# [WRITTEN TASK]
Return every line of the listing below verbatim, leaving out the pictures.

+-------+

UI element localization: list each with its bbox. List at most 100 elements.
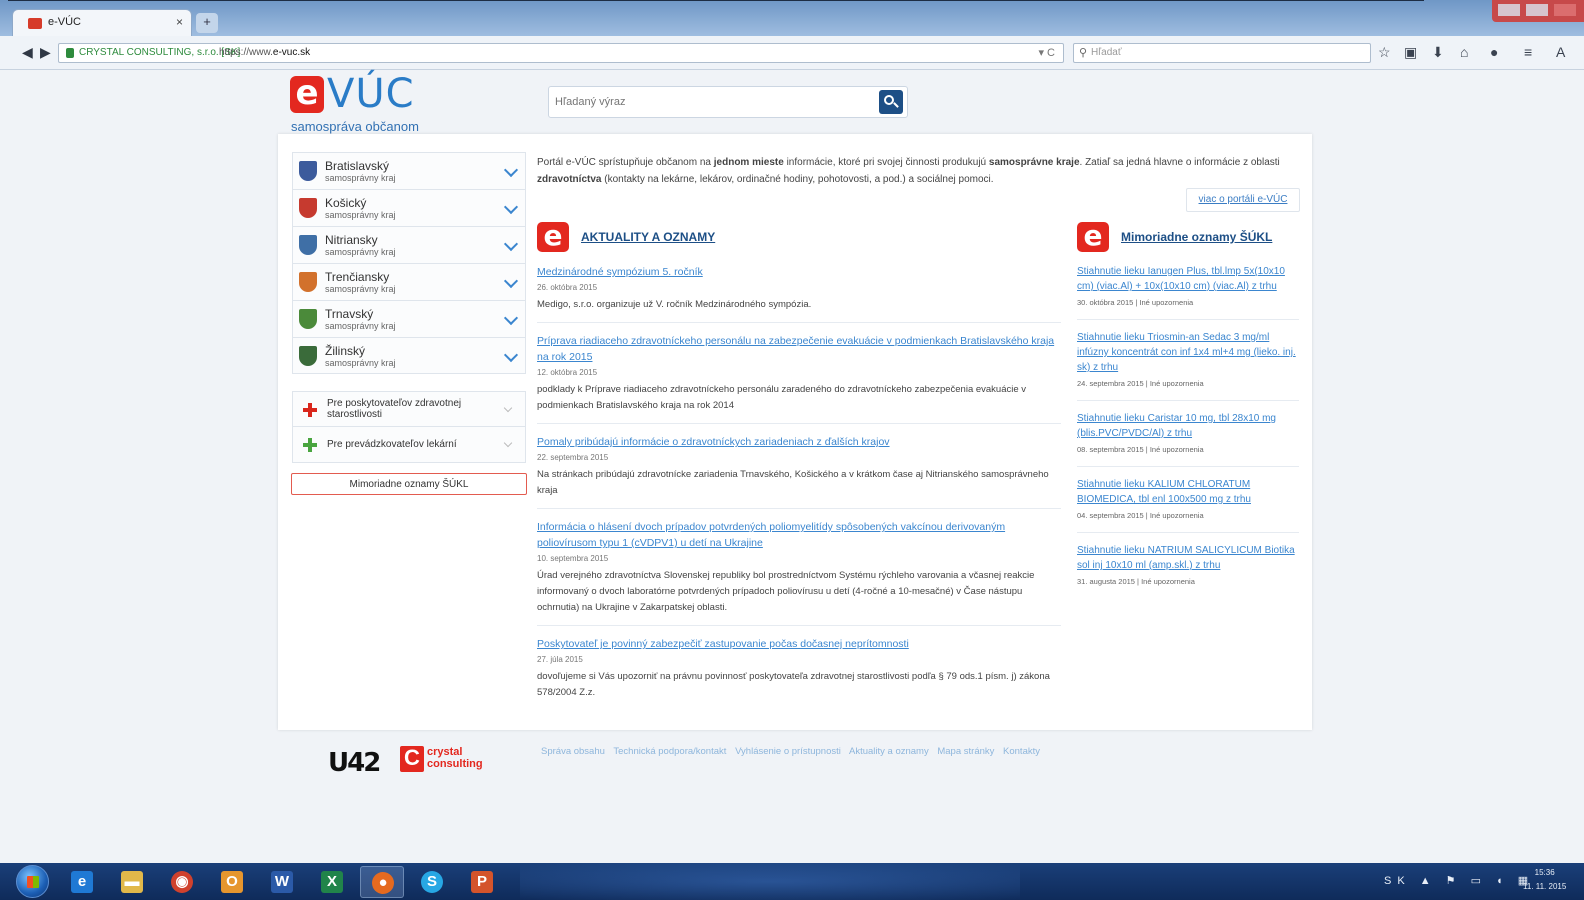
notice-title-link[interactable]: Stiahnutie lieku KALIUM CHLORATUM BIOMED… [1077, 477, 1299, 507]
taskbar-outlook[interactable]: O [210, 866, 254, 898]
chevron-down-icon[interactable] [503, 273, 519, 289]
green-cross-icon [303, 438, 317, 452]
site-search [548, 86, 908, 118]
close-window-icon[interactable] [1554, 4, 1576, 16]
chevron-down-icon[interactable] [503, 162, 519, 178]
news-title-link[interactable]: Príprava riadiaceho zdravotníckeho perso… [537, 333, 1061, 365]
url-text[interactable]: https://www.e-vuc.sk [219, 47, 310, 58]
region-item-trenciansky[interactable]: Trenčiansky samosprávny kraj [292, 263, 526, 300]
word-icon: W [271, 871, 293, 893]
chevron-down-icon[interactable] [503, 403, 513, 413]
evuc-logo[interactable]: e VÚC samospráva občanom [290, 71, 450, 137]
footer-link[interactable]: Aktuality a oznamy [849, 746, 929, 757]
start-button[interactable] [16, 865, 49, 898]
search-icon-handle [893, 102, 899, 108]
logo-tagline: samospráva občanom [291, 119, 419, 134]
crystal-consulting-logo[interactable]: C crystal consulting [400, 746, 490, 774]
menu-icon[interactable]: ≡ [1524, 44, 1532, 60]
crest-icon [299, 346, 317, 366]
home-icon[interactable]: ⌂ [1460, 44, 1468, 60]
search-button[interactable] [879, 90, 903, 114]
notice-title-link[interactable]: Stiahnutie lieku Caristar 10 mg, tbl 28x… [1077, 411, 1299, 441]
language-indicator[interactable]: SK [1384, 875, 1411, 887]
window-controls[interactable] [1492, 0, 1584, 22]
taskbar-word[interactable]: W [260, 866, 304, 898]
reload-icon[interactable]: ▾ C [1038, 46, 1055, 59]
region-item-nitriansky[interactable]: Nitriansky samosprávny kraj [292, 226, 526, 263]
bookmarks-icon[interactable]: ▣ [1404, 44, 1417, 61]
footer-link[interactable]: Vyhlásenie o prístupnosti [735, 746, 841, 757]
sukl-alerts-button[interactable]: Mimoriadne oznamy ŠÚKL [291, 473, 527, 495]
taskbar-chrome[interactable]: ◉ [160, 866, 204, 898]
notice-title-link[interactable]: Stiahnutie lieku Ianugen Plus, tbl.lmp 5… [1077, 264, 1299, 294]
chevron-down-icon[interactable] [503, 347, 519, 363]
news-title-link[interactable]: Pomaly pribúdajú informácie o zdravotníc… [537, 434, 1061, 450]
notice-date: 30. októbra 2015 | Iné upozornenia [1077, 298, 1194, 307]
region-item-bratislavsky[interactable]: Bratislavský samosprávny kraj [292, 152, 526, 189]
notice-title-link[interactable]: Stiahnutie lieku Triosmin-an Sedac 3 mg/… [1077, 330, 1299, 375]
clock[interactable]: 15:36 11. 11. 2015 [1523, 866, 1566, 894]
news-date: 10. septembra 2015 [537, 554, 609, 563]
chevron-down-icon[interactable] [503, 310, 519, 326]
news-title-link[interactable]: Informácia o hlásení dvoch prípadov potv… [537, 519, 1061, 551]
notice-item: Stiahnutie lieku Ianugen Plus, tbl.lmp 5… [1077, 260, 1299, 320]
back-icon[interactable]: ◀ [22, 44, 33, 61]
notice-title-link[interactable]: Stiahnutie lieku NATRIUM SALICYLICUM Bio… [1077, 543, 1299, 573]
close-tab-icon[interactable]: × [176, 15, 183, 29]
search-input[interactable] [549, 87, 875, 117]
windows-taskbar: e ▬ ◉ O W X ● S P SK ▲ ⚑ ▭ ◖ ▦ 15:36 11. … [0, 863, 1584, 900]
news-item: Medzinárodné sympózium 5. ročník 26. okt… [537, 260, 1061, 323]
link-providers[interactable]: Pre poskytovateľov zdravotnej starostliv… [293, 392, 525, 427]
download-icon[interactable]: ⬇ [1432, 44, 1444, 61]
taskbar-explorer[interactable]: ▬ [110, 866, 154, 898]
region-name: Trnavský [325, 307, 374, 321]
ministry-logo[interactable]: ᑌ42 [328, 748, 381, 778]
notice-date: 04. septembra 2015 | Iné upozornenia [1077, 511, 1204, 520]
extension-icon[interactable]: A [1556, 44, 1565, 60]
browser-tab[interactable]: e-VÚC × [12, 9, 192, 36]
footer-link[interactable]: Správa obsahu [541, 746, 605, 757]
content-panel: Bratislavský samosprávny kraj Košický sa… [278, 134, 1312, 730]
notice-item: Stiahnutie lieku Triosmin-an Sedac 3 mg/… [1077, 326, 1299, 401]
new-tab-button[interactable]: + [196, 13, 218, 33]
chevron-down-icon[interactable] [503, 199, 519, 215]
news-heading[interactable]: AKTUALITY A OZNAMY [581, 230, 715, 244]
bookmark-star-icon[interactable]: ☆ [1378, 44, 1391, 61]
notices-heading[interactable]: Mimoriadne oznamy ŠÚKL [1121, 230, 1272, 244]
news-item: Poskytovateľ je povinný zabezpečiť zastu… [537, 632, 1061, 710]
region-item-kosicky[interactable]: Košický samosprávny kraj [292, 189, 526, 226]
notice-date: 24. septembra 2015 | Iné upozornenia [1077, 379, 1204, 388]
provider-links: Pre poskytovateľov zdravotnej starostliv… [292, 391, 526, 463]
region-name: Bratislavský [325, 159, 390, 173]
taskbar-excel[interactable]: X [310, 866, 354, 898]
taskbar-skype[interactable]: S [410, 866, 454, 898]
region-item-zilinsky[interactable]: Žilinský samosprávny kraj [292, 337, 526, 374]
news-title-link[interactable]: Medzinárodné sympózium 5. ročník [537, 264, 1061, 280]
footer-link[interactable]: Technická podpora/kontakt [613, 746, 726, 757]
about-portal-button[interactable]: viac o portáli e-VÚC [1186, 188, 1300, 212]
news-title-link[interactable]: Poskytovateľ je povinný zabezpečiť zastu… [537, 636, 1061, 652]
chevron-down-icon[interactable] [503, 438, 513, 448]
minimize-icon[interactable] [1498, 4, 1520, 16]
crest-icon [299, 198, 317, 218]
taskbar-ie[interactable]: e [60, 866, 104, 898]
about-portal-label: viac o portáli e-VÚC [1198, 194, 1288, 205]
taskbar-firefox[interactable]: ● [360, 866, 404, 898]
link-label: Pre poskytovateľov zdravotnej starostliv… [327, 398, 462, 420]
search-icon: ⚲ [1079, 47, 1088, 59]
news-text: Na stránkach pribúdajú zdravotnícke zari… [537, 469, 1049, 496]
forward-icon[interactable]: ▶ [40, 44, 51, 61]
taskbar-powerpoint[interactable]: P [460, 866, 504, 898]
link-pharmacies[interactable]: Pre prevádzkovateľov lekární [293, 427, 525, 462]
footer-link[interactable]: Mapa stránky [937, 746, 994, 757]
chevron-down-icon[interactable] [503, 236, 519, 252]
address-bar[interactable]: CRYSTAL CONSULTING, s.r.o. [SK] https://… [58, 43, 1064, 63]
browser-tab-bar: e-VÚC × + [0, 0, 1584, 36]
pocket-icon[interactable]: ● [1490, 44, 1498, 60]
system-tray[interactable]: SK ▲ ⚑ ▭ ◖ ▦ [1384, 874, 1534, 887]
browser-search-box[interactable]: ⚲ Hľadať [1073, 43, 1371, 63]
footer-link[interactable]: Kontakty [1003, 746, 1040, 757]
logo-e: e [290, 76, 324, 113]
maximize-icon[interactable] [1526, 4, 1548, 16]
region-item-trnavsky[interactable]: Trnavský samosprávny kraj [292, 300, 526, 337]
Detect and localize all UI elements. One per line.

+-------+

# [THE RESULT]
UI element localization: list each with its bbox. List at most 100 elements.
notice-title-link[interactable]: Stiahnutie lieku KALIUM CHLORATUM BIOMED… [1077, 477, 1299, 507]
taskbar-outlook[interactable]: O [210, 866, 254, 898]
chevron-down-icon[interactable] [503, 273, 519, 289]
green-cross-icon [303, 438, 317, 452]
site-search [548, 86, 908, 118]
close-window-icon[interactable] [1554, 4, 1576, 16]
chevron-down-icon[interactable] [503, 162, 519, 178]
news-title-link[interactable]: Príprava riadiaceho zdravotníckeho perso… [537, 333, 1061, 365]
url-text[interactable]: https://www.e-vuc.sk [219, 47, 310, 58]
region-item-trenciansky[interactable]: Trenčiansky samosprávny kraj [292, 263, 526, 300]
word-icon: W [271, 871, 293, 893]
chevron-down-icon[interactable] [503, 403, 513, 413]
evuc-logo[interactable]: e VÚC samospráva občanom [290, 71, 450, 137]
footer-link[interactable]: Aktuality a oznamy [849, 746, 929, 757]
start-button[interactable] [16, 865, 49, 898]
search-icon-handle [893, 102, 899, 108]
logo-tagline: samospráva občanom [291, 119, 419, 134]
crystal-consulting-logo[interactable]: C crystal consulting [400, 746, 490, 774]
menu-icon[interactable]: ≡ [1524, 44, 1532, 60]
crest-icon [299, 346, 317, 366]
home-icon[interactable]: ⌂ [1460, 44, 1468, 60]
search-button[interactable] [879, 90, 903, 114]
notice-title-link[interactable]: Stiahnutie lieku Caristar 10 mg, tbl 28x… [1077, 411, 1299, 441]
language-indicator[interactable]: SK [1384, 875, 1411, 887]
window-controls[interactable] [1492, 0, 1584, 22]
taskbar-word[interactable]: W [260, 866, 304, 898]
reload-icon[interactable]: ▾ C [1038, 46, 1055, 59]
region-item-nitriansky[interactable]: Nitriansky samosprávny kraj [292, 226, 526, 263]
bookmarks-icon[interactable]: ▣ [1404, 44, 1417, 61]
footer-link[interactable]: Vyhlásenie o prístupnosti [735, 746, 841, 757]
sukl-alerts-button[interactable]: Mimoriadne oznamy ŠÚKL [291, 473, 527, 495]
taskbar-chrome[interactable]: ◉ [160, 866, 204, 898]
notice-title-link[interactable]: Stiahnutie lieku Ianugen Plus, tbl.lmp 5… [1077, 264, 1299, 294]
chevron-down-icon[interactable] [503, 347, 519, 363]
news-title-link[interactable]: Pomaly pribúdajú informácie o zdravotníc… [537, 434, 1061, 450]
notice-date: 30. októbra 2015 | Iné upozornenia [1077, 298, 1194, 307]
region-item-bratislavsky[interactable]: Bratislavský samosprávny kraj [292, 152, 526, 189]
notice-title-link[interactable]: Stiahnutie lieku Triosmin-an Sedac 3 mg/… [1077, 330, 1299, 375]
clock[interactable]: 15:36 11. 11. 2015 [1523, 866, 1566, 894]
news-date: 10. septembra 2015 [537, 554, 609, 563]
chevron-down-icon[interactable] [503, 310, 519, 326]
news-title-link[interactable]: Informácia o hlásení dvoch prípadov potv… [537, 519, 1061, 551]
notice-item: Stiahnutie lieku Ianugen Plus, tbl.lmp 5… [1077, 260, 1299, 320]
back-icon[interactable]: ◀ [22, 44, 33, 61]
notice-title-link[interactable]: Stiahnutie lieku NATRIUM SALICYLICUM Bio… [1077, 543, 1299, 573]
close-tab-icon[interactable]: × [176, 15, 183, 29]
search-input[interactable] [549, 87, 875, 117]
windows-taskbar: e ▬ ◉ O W X ● S P SK ▲ ⚑ ▭ ◖ ▦ 15:36 11. … [0, 863, 1584, 900]
news-item: Medzinárodné sympózium 5. ročník 26. okt… [537, 260, 1061, 323]
link-providers[interactable]: Pre poskytovateľov zdravotnej starostliv… [293, 392, 525, 427]
download-icon[interactable]: ⬇ [1432, 44, 1444, 61]
taskbar-explorer[interactable]: ▬ [110, 866, 154, 898]
region-name: Trnavský [325, 307, 374, 321]
ministry-logo[interactable]: ᑌ42 [328, 748, 381, 778]
notice-date: 04. septembra 2015 | Iné upozornenia [1077, 511, 1204, 520]
extension-icon[interactable]: A [1556, 44, 1565, 60]
browser-tab[interactable]: e-VÚC × [12, 9, 192, 36]
footer-link[interactable]: Správa obsahu [541, 746, 605, 757]
content-panel: Bratislavský samosprávny kraj Košický sa… [278, 134, 1312, 730]
notice-item: Stiahnutie lieku Triosmin-an Sedac 3 mg/… [1077, 326, 1299, 401]
new-tab-button[interactable]: + [196, 13, 218, 33]
chevron-down-icon[interactable] [503, 199, 519, 215]
news-heading[interactable]: AKTUALITY A OZNAMY [581, 230, 715, 244]
bookmark-star-icon[interactable]: ☆ [1378, 44, 1391, 61]
notices-heading[interactable]: Mimoriadne oznamy ŠÚKL [1121, 230, 1272, 244]
news-item: Poskytovateľ je povinný zabezpečiť zastu… [537, 632, 1061, 710]
region-item-kosicky[interactable]: Košický samosprávny kraj [292, 189, 526, 226]
notice-date: 24. septembra 2015 | Iné upozornenia [1077, 379, 1204, 388]
provider-links: Pre poskytovateľov zdravotnej starostliv… [292, 391, 526, 463]
region-name: Bratislavský [325, 159, 390, 173]
taskbar-excel[interactable]: X [310, 866, 354, 898]
taskbar-skype[interactable]: S [410, 866, 454, 898]
region-item-zilinsky[interactable]: Žilinský samosprávny kraj [292, 337, 526, 374]
news-title-link[interactable]: Medzinárodné sympózium 5. ročník [537, 264, 1061, 280]
footer-link[interactable]: Technická podpora/kontakt [613, 746, 726, 757]
about-portal-button[interactable]: viac o portáli e-VÚC [1186, 188, 1300, 212]
news-title-link[interactable]: Poskytovateľ je povinný zabezpečiť zastu… [537, 636, 1061, 652]
chevron-down-icon[interactable] [503, 438, 513, 448]
minimize-icon[interactable] [1498, 4, 1520, 16]
crest-icon [299, 198, 317, 218]
taskbar-ie[interactable]: e [60, 866, 104, 898]
about-portal-label: viac o portáli e-VÚC [1198, 194, 1288, 205]
taskbar-firefox[interactable]: ● [360, 866, 404, 898]
link-label: Pre poskytovateľov zdravotnej starostliv… [327, 398, 462, 420]
search-icon: ⚲ [1079, 47, 1088, 59]
news-text: Na stránkach pribúdajú zdravotnícke zari… [537, 469, 1049, 496]
forward-icon[interactable]: ▶ [40, 44, 51, 61]
taskbar-powerpoint[interactable]: P [460, 866, 504, 898]
link-pharmacies[interactable]: Pre prevádzkovateľov lekární [293, 427, 525, 462]
footer-link[interactable]: Mapa stránky [937, 746, 994, 757]
chevron-down-icon[interactable] [503, 236, 519, 252]
address-bar[interactable]: CRYSTAL CONSULTING, s.r.o. [SK] https://… [58, 43, 1064, 63]
browser-tab-bar: e-VÚC × + [0, 0, 1584, 36]
pocket-icon[interactable]: ● [1490, 44, 1498, 60]
system-tray[interactable]: SK ▲ ⚑ ▭ ◖ ▦ [1384, 874, 1534, 887]
browser-search-box[interactable]: ⚲ Hľadať [1073, 43, 1371, 63]
footer-link[interactable]: Kontakty [1003, 746, 1040, 757]
logo-e: e [290, 76, 324, 113]
maximize-icon[interactable] [1526, 4, 1548, 16]
region-item-trnavsky[interactable]: Trnavský samosprávny kraj [292, 300, 526, 337]
Detect and localize all UI elements. One per line.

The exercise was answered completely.